◆ Texte fourni
__________
Le droit de substitution a été accordé aux pharmaciens en 1999 par la loi de financement de la Sécurité Sociale.
Il permet aux pharmaciens de délivrer un autre médicament que celui qui a été prescrit par le médecin, dans le cadre exclusif du groupe générique mentionné dans le Répertoire de l’AFSSAPS.
Trois conditions
- Pas de mention manuscrite « non substituable » sur l’ordonnance du prescripteur
L’opposition du prescripteur ne peut s’appliquer que pour des raisons particulières tenant au patient. - Sont substituables uniquement les spécialités inscrites au Répertoire des groupes génériques approuvés par l’AFSSAPS
- La substitution ne doit pas entrainer pour l’Assurance maladie une dépense supérieure à celle qu’aurait entraînée la délivrance de la spécialité générique la plus chère du même groupe pour l’assurance maladie.
Alors que 75% des médicaments substituables sont délivrés dans leur version générique, l’essor des économies liées à l’usage des médicaments génériques est limité par l’étroitesse du champ d’application de la substitution (le Répertoire) qui ne couvre, en valeur, que 17% des médicaments disponibles au remboursement.
__________
◆ Enregistrements fournis
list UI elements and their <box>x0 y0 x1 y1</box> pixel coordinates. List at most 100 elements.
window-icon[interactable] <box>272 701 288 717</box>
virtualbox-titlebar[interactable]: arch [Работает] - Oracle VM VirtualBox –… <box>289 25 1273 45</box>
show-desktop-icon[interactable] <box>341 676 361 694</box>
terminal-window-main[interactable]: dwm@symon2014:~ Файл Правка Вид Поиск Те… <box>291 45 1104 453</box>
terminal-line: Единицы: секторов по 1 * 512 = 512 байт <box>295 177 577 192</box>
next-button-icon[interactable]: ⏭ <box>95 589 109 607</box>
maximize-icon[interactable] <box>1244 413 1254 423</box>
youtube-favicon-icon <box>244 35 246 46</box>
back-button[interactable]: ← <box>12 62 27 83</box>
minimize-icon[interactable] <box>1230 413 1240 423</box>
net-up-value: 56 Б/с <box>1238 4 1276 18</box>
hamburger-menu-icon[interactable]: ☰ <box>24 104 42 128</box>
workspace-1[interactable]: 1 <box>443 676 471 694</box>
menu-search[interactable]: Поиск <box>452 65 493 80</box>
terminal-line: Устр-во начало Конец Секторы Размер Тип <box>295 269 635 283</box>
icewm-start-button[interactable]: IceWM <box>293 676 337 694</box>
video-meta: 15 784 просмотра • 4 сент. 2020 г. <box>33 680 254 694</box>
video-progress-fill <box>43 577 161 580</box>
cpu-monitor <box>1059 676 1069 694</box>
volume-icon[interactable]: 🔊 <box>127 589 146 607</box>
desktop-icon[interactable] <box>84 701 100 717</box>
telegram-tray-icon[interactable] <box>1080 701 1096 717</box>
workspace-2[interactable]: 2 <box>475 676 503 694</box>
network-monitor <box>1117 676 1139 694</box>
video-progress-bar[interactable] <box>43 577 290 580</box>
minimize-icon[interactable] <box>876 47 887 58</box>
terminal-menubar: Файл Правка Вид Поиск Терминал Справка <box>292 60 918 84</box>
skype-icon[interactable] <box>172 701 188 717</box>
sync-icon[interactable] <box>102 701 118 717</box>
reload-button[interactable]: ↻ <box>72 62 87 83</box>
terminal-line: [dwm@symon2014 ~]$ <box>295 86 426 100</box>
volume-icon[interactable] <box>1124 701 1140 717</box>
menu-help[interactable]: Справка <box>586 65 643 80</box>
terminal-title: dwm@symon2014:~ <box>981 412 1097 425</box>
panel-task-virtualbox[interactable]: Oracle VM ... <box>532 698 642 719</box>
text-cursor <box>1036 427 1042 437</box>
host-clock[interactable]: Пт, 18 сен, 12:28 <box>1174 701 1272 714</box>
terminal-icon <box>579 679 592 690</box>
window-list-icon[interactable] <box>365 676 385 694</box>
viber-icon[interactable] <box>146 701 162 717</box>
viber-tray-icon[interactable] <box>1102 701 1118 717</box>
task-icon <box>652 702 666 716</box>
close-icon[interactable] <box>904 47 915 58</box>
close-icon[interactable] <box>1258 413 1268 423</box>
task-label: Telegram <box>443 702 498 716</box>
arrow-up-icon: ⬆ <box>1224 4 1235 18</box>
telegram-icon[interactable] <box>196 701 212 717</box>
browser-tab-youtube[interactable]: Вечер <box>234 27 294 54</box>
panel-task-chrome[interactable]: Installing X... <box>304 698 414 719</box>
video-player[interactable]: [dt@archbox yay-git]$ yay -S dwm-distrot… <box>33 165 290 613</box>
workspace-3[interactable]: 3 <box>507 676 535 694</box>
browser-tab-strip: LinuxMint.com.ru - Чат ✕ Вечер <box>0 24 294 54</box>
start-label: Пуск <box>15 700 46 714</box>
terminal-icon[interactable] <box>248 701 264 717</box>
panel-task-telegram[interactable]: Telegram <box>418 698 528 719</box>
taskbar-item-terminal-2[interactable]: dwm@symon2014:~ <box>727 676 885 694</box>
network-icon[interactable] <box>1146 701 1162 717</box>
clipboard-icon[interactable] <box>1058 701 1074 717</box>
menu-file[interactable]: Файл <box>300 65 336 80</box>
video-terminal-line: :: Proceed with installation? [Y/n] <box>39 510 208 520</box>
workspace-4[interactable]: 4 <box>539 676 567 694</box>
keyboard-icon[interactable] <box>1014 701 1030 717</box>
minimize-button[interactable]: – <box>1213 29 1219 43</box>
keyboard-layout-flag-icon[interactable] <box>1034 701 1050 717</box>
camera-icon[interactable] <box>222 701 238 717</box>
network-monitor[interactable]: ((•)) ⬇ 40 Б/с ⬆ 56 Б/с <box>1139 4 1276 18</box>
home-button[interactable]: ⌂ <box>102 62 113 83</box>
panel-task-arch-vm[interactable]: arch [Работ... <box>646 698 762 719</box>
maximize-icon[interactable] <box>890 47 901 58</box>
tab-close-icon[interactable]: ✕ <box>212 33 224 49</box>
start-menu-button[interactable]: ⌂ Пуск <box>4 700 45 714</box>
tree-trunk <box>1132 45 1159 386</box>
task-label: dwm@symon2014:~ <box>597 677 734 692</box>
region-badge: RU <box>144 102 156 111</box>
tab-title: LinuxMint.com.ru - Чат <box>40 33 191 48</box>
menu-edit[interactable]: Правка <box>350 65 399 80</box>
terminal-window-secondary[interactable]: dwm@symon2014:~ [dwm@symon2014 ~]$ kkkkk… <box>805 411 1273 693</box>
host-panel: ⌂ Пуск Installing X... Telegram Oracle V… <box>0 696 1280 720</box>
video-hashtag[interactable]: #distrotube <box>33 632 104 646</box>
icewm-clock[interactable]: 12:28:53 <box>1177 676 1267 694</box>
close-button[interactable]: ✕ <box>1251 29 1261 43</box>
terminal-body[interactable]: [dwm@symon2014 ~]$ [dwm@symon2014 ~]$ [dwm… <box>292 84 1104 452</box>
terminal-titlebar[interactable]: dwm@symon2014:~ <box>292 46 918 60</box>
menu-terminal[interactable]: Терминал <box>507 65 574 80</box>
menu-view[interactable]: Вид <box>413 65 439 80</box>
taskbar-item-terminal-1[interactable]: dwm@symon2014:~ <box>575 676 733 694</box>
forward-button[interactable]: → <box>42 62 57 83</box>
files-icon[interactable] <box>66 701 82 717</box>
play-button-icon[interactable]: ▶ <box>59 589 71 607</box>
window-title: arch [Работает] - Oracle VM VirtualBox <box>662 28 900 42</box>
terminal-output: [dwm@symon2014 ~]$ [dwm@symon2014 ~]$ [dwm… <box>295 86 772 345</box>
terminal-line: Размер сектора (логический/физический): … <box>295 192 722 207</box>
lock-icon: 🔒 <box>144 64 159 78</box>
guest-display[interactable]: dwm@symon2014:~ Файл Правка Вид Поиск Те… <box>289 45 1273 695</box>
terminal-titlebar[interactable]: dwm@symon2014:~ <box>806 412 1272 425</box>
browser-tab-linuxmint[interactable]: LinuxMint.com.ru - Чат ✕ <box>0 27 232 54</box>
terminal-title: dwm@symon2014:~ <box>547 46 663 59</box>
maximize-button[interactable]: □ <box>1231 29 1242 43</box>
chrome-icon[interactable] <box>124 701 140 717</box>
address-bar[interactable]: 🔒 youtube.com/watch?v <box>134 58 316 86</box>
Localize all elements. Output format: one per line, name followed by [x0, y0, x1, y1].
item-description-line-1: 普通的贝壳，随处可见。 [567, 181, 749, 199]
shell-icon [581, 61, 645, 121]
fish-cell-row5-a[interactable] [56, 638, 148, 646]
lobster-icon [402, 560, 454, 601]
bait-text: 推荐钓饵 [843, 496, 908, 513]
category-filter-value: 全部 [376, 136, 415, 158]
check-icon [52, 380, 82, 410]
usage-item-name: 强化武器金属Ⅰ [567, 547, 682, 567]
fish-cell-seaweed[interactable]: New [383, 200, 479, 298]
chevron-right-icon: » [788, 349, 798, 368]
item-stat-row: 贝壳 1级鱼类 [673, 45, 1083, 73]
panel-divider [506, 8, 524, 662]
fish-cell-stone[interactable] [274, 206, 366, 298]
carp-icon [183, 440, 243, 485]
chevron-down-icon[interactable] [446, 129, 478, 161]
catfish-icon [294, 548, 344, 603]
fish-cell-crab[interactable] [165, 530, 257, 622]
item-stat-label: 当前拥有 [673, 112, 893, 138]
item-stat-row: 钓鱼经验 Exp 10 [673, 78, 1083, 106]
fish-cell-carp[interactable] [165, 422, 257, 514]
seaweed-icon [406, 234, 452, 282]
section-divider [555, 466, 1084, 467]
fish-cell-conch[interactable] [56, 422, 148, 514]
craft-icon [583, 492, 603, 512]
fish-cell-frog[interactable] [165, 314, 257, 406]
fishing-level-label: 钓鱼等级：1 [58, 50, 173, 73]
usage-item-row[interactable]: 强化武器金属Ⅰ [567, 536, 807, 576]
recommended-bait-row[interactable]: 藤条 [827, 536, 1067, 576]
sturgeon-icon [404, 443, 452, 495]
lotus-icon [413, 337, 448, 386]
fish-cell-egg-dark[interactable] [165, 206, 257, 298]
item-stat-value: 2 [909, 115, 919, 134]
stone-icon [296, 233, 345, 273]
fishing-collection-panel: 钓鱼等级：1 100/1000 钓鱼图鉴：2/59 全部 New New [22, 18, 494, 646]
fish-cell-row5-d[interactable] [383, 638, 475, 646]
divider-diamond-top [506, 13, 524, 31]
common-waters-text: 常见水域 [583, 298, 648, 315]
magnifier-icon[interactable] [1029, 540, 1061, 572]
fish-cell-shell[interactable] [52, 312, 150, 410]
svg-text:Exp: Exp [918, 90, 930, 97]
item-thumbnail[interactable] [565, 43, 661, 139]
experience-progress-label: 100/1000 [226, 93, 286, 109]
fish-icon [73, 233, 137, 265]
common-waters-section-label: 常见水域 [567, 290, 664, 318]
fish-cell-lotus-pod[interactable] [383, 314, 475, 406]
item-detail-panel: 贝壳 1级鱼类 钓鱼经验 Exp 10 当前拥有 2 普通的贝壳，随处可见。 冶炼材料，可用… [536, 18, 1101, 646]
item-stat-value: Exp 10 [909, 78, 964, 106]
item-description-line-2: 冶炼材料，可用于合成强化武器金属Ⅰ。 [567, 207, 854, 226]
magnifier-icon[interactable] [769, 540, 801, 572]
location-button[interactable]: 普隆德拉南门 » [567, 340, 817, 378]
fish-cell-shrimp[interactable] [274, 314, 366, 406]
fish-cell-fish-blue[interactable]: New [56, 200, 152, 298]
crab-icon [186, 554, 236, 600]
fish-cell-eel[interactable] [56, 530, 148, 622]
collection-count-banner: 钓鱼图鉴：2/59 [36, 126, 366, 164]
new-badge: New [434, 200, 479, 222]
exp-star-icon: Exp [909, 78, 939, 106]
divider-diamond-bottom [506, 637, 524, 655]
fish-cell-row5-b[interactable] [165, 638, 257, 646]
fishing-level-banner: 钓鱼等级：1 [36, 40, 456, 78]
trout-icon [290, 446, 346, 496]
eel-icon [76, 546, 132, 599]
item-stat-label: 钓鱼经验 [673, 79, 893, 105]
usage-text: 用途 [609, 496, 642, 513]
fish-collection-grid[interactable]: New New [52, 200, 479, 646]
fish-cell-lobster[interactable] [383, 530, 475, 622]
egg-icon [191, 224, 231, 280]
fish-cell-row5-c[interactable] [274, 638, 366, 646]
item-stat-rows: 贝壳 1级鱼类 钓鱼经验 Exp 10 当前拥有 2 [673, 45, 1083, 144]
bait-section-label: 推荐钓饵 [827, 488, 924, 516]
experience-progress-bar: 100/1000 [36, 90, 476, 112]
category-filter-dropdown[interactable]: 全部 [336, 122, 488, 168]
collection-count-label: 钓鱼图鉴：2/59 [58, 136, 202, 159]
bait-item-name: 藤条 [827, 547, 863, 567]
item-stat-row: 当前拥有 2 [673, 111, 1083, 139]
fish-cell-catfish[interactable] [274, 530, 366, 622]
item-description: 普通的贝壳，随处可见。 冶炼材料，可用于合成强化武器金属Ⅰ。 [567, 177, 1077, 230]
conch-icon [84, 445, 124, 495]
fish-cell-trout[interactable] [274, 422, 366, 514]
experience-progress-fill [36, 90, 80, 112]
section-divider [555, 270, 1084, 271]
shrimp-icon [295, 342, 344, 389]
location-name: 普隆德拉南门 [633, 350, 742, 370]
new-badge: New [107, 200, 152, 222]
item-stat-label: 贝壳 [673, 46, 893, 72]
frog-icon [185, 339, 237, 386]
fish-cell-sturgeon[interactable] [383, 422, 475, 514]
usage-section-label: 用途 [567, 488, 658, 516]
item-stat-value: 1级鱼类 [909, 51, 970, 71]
__________
◆ Consignes
Prolongez le texte sur le droit de substitution des pharmaciens en reprenant juste après sa dernière phrase.

◆ Réponse
Ce taux remarquable de 75% a été atteint grâce à l’implication du pharmacien dans la politique de développement du générique
Tant que le marché n’atteindra pas 40 à 50% en unités c’est que le potentiel de prescription à l’intérieur du Répertoire n’aura pas été exploité.
Proposition du Gemme
Pour lever ce frein, le GEMME propose d’élargir le Répertoire à de nouvelles formes pharmaceutiques hors brevet pour lesquelles une version générique existe. C’est désormais le cas pour les dispositifs transdermiques (« patch »). Le GEMME milite aussi pour que cela devienne possible pour les aérosols, crème et pommade.